[Dataset items]
+ + + + + + +

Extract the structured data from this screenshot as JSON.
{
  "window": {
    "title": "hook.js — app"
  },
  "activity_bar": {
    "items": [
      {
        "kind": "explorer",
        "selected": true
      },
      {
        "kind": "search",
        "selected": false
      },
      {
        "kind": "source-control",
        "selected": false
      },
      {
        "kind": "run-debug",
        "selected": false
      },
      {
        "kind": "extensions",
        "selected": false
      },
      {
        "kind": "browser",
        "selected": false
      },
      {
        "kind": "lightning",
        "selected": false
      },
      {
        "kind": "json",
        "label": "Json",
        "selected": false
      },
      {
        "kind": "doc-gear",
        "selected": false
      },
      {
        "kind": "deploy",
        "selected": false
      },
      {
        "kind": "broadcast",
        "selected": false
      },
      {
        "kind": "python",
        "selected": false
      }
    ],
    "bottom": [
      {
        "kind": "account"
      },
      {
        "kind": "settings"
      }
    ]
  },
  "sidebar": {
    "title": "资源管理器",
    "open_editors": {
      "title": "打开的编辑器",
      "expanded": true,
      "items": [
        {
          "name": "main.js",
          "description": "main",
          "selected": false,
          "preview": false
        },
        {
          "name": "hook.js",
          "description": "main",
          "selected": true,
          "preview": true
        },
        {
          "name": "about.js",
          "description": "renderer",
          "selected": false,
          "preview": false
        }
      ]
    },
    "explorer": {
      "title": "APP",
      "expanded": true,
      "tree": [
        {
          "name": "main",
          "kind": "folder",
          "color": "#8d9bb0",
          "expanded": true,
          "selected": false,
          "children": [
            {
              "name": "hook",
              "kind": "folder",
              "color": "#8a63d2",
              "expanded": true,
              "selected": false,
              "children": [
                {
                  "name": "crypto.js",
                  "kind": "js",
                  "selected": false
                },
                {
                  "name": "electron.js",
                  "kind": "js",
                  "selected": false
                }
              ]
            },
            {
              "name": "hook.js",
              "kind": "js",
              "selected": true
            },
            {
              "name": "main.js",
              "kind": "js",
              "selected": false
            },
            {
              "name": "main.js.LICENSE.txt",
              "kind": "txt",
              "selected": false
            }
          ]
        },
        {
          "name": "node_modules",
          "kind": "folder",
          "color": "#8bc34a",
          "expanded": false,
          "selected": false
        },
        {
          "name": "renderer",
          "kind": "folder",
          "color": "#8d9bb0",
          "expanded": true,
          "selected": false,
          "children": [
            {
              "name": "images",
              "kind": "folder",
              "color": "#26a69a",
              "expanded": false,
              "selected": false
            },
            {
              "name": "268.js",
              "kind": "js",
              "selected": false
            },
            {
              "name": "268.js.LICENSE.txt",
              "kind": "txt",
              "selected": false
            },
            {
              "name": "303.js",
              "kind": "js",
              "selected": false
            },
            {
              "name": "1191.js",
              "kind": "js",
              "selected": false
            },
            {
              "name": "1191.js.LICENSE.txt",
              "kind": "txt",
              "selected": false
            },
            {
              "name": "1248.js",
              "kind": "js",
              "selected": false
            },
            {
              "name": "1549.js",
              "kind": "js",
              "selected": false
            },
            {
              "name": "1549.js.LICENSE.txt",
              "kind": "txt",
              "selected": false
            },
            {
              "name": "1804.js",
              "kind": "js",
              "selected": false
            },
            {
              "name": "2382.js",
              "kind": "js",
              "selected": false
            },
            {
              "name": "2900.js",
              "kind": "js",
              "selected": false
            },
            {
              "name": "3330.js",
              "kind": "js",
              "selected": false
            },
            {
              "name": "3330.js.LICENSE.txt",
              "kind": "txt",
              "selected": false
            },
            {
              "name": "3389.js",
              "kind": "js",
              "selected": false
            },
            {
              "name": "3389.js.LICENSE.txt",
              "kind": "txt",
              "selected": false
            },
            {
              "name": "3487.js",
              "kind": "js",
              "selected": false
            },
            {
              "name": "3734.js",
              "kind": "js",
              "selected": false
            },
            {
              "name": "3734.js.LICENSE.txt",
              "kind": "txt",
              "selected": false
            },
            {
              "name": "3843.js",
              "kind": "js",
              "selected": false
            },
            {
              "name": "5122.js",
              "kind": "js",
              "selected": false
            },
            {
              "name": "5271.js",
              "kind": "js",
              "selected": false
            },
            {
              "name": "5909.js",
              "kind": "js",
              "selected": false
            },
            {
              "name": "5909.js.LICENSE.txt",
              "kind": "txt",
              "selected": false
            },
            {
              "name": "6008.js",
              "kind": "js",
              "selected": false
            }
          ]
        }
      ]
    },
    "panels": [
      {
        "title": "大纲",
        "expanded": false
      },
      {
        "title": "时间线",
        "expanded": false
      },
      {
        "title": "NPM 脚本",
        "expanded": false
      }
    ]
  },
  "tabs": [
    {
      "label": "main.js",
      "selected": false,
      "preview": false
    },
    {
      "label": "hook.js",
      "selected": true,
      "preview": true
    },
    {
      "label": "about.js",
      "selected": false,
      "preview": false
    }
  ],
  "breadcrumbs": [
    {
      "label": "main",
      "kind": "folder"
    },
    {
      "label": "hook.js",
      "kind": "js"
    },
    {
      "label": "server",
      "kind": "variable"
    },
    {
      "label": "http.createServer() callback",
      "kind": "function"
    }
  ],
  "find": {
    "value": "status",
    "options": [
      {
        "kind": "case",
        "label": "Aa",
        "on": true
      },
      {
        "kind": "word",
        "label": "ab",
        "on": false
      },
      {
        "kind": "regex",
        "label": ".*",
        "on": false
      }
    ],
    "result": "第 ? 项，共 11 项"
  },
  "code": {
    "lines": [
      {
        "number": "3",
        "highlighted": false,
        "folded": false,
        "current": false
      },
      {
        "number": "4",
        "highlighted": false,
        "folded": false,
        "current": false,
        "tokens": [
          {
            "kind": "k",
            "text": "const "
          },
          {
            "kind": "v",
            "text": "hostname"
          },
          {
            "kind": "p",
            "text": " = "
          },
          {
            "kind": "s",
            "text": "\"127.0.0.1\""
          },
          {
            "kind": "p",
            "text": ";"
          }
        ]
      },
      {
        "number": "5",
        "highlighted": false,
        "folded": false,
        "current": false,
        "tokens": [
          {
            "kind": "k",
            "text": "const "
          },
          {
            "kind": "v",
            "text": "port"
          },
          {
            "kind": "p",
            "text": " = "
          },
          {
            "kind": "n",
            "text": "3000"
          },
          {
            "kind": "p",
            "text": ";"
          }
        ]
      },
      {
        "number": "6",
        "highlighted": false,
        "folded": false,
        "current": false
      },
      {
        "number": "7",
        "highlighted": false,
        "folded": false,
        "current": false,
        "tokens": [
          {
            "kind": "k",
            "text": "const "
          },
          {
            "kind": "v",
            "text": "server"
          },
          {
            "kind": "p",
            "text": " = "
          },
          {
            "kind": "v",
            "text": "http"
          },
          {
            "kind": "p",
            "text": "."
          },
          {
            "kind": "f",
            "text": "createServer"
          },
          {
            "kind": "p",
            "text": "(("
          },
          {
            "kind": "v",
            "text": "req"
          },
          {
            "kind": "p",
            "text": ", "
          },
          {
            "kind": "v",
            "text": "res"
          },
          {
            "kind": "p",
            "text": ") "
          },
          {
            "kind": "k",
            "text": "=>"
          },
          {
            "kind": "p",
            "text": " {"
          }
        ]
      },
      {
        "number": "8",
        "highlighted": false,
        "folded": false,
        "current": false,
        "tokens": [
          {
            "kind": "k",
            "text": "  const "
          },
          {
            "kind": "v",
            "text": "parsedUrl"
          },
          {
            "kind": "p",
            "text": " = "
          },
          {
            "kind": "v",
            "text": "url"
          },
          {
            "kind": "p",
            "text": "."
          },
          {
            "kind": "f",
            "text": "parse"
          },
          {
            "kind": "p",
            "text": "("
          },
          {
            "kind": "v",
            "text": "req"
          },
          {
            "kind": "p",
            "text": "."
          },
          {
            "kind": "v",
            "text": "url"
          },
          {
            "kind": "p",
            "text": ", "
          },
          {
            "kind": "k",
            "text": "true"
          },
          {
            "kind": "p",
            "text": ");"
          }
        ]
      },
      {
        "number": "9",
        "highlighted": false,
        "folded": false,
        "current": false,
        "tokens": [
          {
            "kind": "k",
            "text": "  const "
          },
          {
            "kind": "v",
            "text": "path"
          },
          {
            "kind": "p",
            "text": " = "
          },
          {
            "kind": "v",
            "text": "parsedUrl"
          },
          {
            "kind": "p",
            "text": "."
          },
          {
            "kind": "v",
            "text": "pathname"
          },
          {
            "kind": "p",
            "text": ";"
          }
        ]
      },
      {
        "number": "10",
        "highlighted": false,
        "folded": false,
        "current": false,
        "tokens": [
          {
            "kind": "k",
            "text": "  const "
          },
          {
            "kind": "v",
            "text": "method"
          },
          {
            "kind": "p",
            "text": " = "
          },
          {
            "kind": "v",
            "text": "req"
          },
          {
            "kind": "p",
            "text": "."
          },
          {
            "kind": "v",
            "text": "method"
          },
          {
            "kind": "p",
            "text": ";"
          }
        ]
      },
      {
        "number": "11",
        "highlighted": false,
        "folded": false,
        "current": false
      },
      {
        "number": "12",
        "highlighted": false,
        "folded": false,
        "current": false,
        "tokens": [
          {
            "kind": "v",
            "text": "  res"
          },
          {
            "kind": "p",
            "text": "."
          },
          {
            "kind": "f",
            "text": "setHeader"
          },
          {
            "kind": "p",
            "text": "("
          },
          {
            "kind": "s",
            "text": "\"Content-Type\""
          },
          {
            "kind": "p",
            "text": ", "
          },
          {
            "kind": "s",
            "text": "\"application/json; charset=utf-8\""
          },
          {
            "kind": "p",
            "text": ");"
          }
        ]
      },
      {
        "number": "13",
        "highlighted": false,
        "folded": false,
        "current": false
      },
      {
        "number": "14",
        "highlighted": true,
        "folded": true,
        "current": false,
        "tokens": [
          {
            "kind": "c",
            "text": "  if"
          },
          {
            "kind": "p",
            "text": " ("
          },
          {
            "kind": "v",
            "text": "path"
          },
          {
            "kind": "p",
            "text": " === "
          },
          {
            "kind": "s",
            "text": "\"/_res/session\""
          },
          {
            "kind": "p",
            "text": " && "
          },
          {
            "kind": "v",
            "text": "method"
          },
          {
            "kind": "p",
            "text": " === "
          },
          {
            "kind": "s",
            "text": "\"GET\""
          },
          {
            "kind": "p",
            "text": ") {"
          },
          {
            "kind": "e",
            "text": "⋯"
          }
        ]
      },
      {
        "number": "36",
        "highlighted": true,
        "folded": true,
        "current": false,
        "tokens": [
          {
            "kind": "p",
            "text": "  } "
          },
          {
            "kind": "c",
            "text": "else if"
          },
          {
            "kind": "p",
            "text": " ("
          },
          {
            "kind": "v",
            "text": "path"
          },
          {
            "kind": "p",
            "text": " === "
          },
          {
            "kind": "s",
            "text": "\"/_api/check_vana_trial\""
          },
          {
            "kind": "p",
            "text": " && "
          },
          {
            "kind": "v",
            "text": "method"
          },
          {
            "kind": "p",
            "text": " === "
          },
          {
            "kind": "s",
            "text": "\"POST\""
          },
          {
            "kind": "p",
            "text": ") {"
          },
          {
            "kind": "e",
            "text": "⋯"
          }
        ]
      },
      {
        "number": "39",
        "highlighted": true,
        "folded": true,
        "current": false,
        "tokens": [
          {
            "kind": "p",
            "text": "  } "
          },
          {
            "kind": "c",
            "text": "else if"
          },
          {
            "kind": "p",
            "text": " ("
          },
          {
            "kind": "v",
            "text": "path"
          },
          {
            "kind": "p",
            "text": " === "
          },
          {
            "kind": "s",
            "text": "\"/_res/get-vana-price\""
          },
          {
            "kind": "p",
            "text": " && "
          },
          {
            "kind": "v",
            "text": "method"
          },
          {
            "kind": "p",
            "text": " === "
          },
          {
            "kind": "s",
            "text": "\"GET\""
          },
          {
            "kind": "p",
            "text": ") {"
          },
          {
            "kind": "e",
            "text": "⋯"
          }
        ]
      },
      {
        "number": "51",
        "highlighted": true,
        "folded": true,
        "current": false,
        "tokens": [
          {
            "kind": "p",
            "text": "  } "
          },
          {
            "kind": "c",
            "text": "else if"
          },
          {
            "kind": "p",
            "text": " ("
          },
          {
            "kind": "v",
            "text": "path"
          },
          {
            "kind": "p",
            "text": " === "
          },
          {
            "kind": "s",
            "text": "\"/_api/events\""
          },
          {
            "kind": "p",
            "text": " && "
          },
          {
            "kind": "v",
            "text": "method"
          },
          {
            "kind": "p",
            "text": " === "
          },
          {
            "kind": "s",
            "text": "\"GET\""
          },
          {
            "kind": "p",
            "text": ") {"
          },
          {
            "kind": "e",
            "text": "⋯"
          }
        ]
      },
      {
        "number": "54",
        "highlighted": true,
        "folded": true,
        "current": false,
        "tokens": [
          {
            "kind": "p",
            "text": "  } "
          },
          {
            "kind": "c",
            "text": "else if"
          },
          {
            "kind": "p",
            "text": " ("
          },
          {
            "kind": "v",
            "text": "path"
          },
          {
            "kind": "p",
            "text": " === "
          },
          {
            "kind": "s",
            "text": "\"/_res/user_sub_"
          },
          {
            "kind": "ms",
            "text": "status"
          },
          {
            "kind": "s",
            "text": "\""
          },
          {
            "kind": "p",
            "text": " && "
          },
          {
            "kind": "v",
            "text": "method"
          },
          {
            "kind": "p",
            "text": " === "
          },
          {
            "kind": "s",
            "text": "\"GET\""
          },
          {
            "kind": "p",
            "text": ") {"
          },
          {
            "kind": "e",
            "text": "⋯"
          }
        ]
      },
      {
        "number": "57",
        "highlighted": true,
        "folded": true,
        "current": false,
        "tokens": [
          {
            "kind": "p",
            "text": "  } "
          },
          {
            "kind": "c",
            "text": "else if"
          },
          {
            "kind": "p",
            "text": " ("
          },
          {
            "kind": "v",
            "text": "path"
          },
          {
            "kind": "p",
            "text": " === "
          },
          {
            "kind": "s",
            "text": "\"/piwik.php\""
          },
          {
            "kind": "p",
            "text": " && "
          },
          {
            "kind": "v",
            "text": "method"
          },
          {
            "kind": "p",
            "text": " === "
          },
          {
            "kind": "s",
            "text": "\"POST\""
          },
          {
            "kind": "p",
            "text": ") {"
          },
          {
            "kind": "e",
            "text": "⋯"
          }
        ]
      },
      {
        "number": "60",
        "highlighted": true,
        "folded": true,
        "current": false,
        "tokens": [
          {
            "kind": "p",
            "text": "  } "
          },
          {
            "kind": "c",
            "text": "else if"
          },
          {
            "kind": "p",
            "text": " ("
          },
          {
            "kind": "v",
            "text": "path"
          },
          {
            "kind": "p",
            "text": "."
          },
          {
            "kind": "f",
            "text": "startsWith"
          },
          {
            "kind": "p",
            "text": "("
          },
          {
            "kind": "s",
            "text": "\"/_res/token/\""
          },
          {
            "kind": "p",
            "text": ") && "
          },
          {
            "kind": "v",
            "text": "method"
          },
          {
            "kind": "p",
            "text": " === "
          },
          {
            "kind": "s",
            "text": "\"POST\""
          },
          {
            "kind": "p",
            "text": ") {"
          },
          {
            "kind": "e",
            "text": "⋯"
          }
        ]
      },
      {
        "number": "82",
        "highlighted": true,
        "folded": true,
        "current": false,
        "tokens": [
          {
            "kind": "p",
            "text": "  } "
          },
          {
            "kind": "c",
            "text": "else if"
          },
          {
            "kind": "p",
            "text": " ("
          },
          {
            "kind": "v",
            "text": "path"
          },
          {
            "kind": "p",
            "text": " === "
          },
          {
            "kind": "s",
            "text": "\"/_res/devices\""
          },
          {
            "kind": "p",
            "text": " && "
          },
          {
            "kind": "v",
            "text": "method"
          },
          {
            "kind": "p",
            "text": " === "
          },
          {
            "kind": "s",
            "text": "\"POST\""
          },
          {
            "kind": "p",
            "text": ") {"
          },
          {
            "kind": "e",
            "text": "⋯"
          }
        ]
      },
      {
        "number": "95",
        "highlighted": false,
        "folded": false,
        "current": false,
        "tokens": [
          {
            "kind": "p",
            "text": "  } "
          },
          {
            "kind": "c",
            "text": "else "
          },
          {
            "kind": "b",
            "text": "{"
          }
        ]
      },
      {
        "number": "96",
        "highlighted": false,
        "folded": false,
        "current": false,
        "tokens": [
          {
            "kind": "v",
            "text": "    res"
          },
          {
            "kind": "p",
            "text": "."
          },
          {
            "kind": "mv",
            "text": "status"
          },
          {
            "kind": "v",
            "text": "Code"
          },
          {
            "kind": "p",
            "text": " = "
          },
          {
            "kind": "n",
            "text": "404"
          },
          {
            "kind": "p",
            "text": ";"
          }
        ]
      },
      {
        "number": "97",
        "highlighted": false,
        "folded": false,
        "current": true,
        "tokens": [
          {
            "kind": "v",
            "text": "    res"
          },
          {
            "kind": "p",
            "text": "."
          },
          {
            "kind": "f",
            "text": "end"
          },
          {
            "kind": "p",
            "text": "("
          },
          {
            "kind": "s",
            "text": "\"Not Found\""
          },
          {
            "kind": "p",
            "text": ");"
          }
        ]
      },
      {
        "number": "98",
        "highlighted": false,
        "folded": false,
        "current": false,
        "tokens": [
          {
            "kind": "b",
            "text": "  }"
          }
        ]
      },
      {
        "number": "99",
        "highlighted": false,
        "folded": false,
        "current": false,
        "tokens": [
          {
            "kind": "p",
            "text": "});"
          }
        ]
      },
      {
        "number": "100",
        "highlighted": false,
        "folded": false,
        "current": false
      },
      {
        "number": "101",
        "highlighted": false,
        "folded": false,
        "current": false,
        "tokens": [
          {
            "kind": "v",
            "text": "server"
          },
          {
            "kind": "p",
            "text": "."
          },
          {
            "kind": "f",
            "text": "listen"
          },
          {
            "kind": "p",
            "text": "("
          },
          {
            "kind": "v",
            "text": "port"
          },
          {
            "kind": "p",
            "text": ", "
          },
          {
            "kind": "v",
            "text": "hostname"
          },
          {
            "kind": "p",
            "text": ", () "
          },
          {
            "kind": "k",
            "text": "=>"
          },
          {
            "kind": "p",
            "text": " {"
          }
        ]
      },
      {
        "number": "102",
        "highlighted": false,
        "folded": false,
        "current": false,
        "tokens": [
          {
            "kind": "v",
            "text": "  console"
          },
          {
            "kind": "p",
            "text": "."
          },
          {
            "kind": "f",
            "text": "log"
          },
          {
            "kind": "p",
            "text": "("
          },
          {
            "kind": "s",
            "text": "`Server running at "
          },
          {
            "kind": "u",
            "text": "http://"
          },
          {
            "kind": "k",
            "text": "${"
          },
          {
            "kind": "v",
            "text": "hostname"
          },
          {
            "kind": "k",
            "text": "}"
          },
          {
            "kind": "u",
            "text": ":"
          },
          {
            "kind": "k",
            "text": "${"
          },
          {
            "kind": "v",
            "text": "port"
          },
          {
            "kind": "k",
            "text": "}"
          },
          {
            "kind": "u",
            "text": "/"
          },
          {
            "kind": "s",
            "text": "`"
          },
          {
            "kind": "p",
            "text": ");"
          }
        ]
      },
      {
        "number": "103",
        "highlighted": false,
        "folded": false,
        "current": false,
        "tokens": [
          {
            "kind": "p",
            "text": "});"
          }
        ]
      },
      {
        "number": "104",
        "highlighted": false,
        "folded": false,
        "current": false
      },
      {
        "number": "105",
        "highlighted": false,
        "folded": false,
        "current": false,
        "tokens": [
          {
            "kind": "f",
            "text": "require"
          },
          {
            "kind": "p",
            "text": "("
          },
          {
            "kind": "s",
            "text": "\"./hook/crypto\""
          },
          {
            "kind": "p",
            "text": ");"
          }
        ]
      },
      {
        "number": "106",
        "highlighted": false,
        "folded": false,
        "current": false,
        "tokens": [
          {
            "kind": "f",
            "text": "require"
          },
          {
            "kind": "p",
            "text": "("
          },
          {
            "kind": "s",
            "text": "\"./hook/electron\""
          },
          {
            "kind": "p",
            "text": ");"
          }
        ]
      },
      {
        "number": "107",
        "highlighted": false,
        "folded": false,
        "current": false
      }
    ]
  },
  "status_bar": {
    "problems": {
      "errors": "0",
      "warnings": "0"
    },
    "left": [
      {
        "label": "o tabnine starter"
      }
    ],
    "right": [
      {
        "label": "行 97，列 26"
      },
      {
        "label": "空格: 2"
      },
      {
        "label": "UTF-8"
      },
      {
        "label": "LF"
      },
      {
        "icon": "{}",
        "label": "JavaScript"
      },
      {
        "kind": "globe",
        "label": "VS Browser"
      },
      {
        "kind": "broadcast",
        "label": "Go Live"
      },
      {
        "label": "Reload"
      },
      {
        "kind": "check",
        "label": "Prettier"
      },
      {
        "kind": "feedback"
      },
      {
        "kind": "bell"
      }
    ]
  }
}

+ + + + + + +

→ **WORK TO COMPLETE**
From the records above, copy every line that holds the word "renderer".

→ **WORKED ANSWER**
          "description": "renderer",
          "name": "renderer",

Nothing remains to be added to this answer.